* **Your objective**: The data below needs to be returned exactly, line for line.

(Stored records)
━━━━━━━━

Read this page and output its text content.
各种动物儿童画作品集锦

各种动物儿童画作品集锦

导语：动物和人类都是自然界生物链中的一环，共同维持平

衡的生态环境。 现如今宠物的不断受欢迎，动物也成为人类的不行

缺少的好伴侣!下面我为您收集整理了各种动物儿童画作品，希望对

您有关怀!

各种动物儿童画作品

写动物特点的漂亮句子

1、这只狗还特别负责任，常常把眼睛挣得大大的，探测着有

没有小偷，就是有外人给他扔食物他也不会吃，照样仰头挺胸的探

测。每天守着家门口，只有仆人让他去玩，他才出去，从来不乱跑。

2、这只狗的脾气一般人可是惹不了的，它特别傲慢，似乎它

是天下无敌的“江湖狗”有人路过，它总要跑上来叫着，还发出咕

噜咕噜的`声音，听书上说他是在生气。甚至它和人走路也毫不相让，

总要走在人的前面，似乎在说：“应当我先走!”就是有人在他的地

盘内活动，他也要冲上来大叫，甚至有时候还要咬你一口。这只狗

━━━━━━━━

* **Solution**:
Read this page and output its text content.
各种动物儿童画作品集锦

各种动物儿童画作品集锦

导语：动物和人类都是自然界生物链中的一环，共同维持平

衡的生态环境。 现如今宠物的不断受欢迎，动物也成为人类的不行

缺少的好伴侣!下面我为您收集整理了各种动物儿童画作品，希望对

您有关怀!

各种动物儿童画作品

写动物特点的漂亮句子

1、这只狗还特别负责任，常常把眼睛挣得大大的，探测着有

没有小偷，就是有外人给他扔食物他也不会吃，照样仰头挺胸的探

测。每天守着家门口，只有仆人让他去玩，他才出去，从来不乱跑。

2、这只狗的脾气一般人可是惹不了的，它特别傲慢，似乎它

是天下无敌的“江湖狗”有人路过，它总要跑上来叫着，还发出咕

噜咕噜的`声音，听书上说他是在生气。甚至它和人走路也毫不相让，

总要走在人的前面，似乎在说：“应当我先走!”就是有人在他的地

盘内活动，他也要冲上来大叫，甚至有时候还要咬你一口。这只狗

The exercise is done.